→ PROBLEM DESCRIPTION
Your task is to filter the data below down to the lines holding "Match".

— START OF SUPPLIED RECORDS —

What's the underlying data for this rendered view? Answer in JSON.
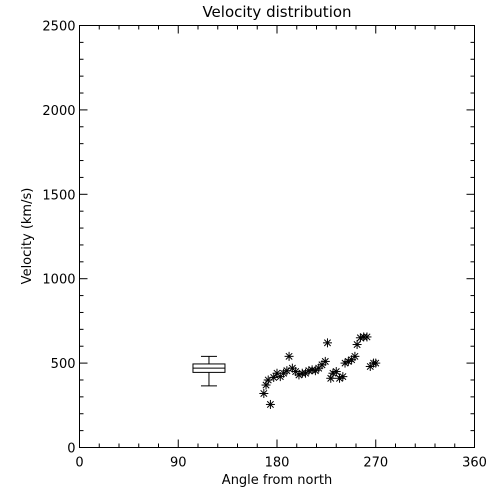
{
  "chart_data": {
    "type": "scatter",
    "title": "Velocity distribution",
    "xlabel": "Angle from north",
    "ylabel": "Velocity (km/s)",
    "xlim": [
      0,
      360
    ],
    "ylim": [
      0,
      2500
    ],
    "xticks": [
      0,
      90,
      180,
      270,
      360
    ],
    "yticks": [
      0,
      500,
      1000,
      1500,
      2000,
      2500
    ],
    "grid": false,
    "marker": "asterisk",
    "points": [
      {
        "x": 168,
        "y": 320
      },
      {
        "x": 170,
        "y": 370
      },
      {
        "x": 172,
        "y": 400
      },
      {
        "x": 174,
        "y": 255
      },
      {
        "x": 177,
        "y": 415
      },
      {
        "x": 180,
        "y": 440
      },
      {
        "x": 183,
        "y": 420
      },
      {
        "x": 186,
        "y": 440
      },
      {
        "x": 189,
        "y": 455
      },
      {
        "x": 191,
        "y": 540
      },
      {
        "x": 194,
        "y": 470
      },
      {
        "x": 197,
        "y": 450
      },
      {
        "x": 200,
        "y": 430
      },
      {
        "x": 203,
        "y": 440
      },
      {
        "x": 206,
        "y": 440
      },
      {
        "x": 209,
        "y": 455
      },
      {
        "x": 212,
        "y": 460
      },
      {
        "x": 215,
        "y": 455
      },
      {
        "x": 218,
        "y": 470
      },
      {
        "x": 221,
        "y": 490
      },
      {
        "x": 224,
        "y": 510
      },
      {
        "x": 226,
        "y": 620
      },
      {
        "x": 229,
        "y": 410
      },
      {
        "x": 231,
        "y": 440
      },
      {
        "x": 234,
        "y": 450
      },
      {
        "x": 237,
        "y": 410
      },
      {
        "x": 240,
        "y": 420
      },
      {
        "x": 242,
        "y": 500
      },
      {
        "x": 245,
        "y": 510
      },
      {
        "x": 248,
        "y": 520
      },
      {
        "x": 251,
        "y": 540
      },
      {
        "x": 253,
        "y": 610
      },
      {
        "x": 256,
        "y": 650
      },
      {
        "x": 259,
        "y": 655
      },
      {
        "x": 262,
        "y": 655
      },
      {
        "x": 265,
        "y": 480
      },
      {
        "x": 268,
        "y": 500
      },
      {
        "x": 270,
        "y": 500
      }
    ],
    "boxplot": {
      "x": 118,
      "min": 365,
      "q1": 445,
      "median": 470,
      "q3": 495,
      "max": 540
    }
  }
}
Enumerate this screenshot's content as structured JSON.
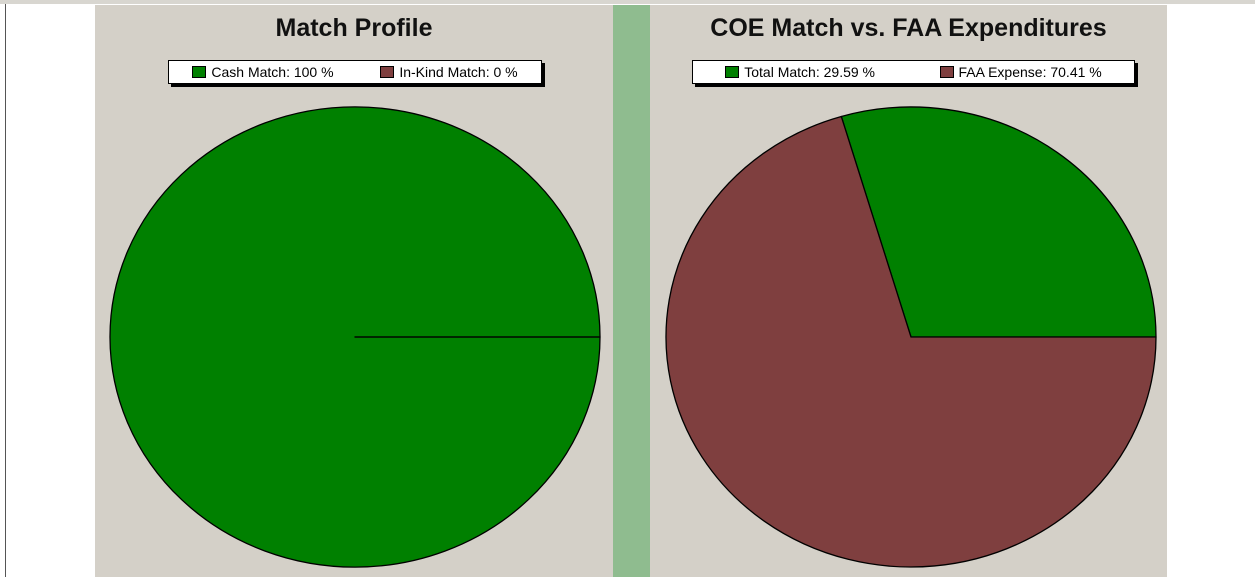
{
  "chart_data": [
    {
      "type": "pie",
      "title": "Match Profile",
      "labels": [
        "Cash Match",
        "In-Kind Match"
      ],
      "values": [
        100,
        0
      ],
      "value_labels": [
        "100 %",
        "0 %"
      ],
      "colors": [
        "#008000",
        "#7f3f3f"
      ]
    },
    {
      "type": "pie",
      "title": "COE Match vs. FAA Expenditures",
      "labels": [
        "Total Match",
        "FAA Expense"
      ],
      "values": [
        29.59,
        70.41
      ],
      "value_labels": [
        "29.59 %",
        "70.41 %"
      ],
      "colors": [
        "#008000",
        "#7f3f3f"
      ]
    }
  ]
}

— END OF SUPPLIED RECORDS —

→ EXERCISE SOLUTION
      "title": "Match Profile",
        "Cash Match",
        "In-Kind Match"
      "title": "COE Match vs. FAA Expenditures",
        "Total Match",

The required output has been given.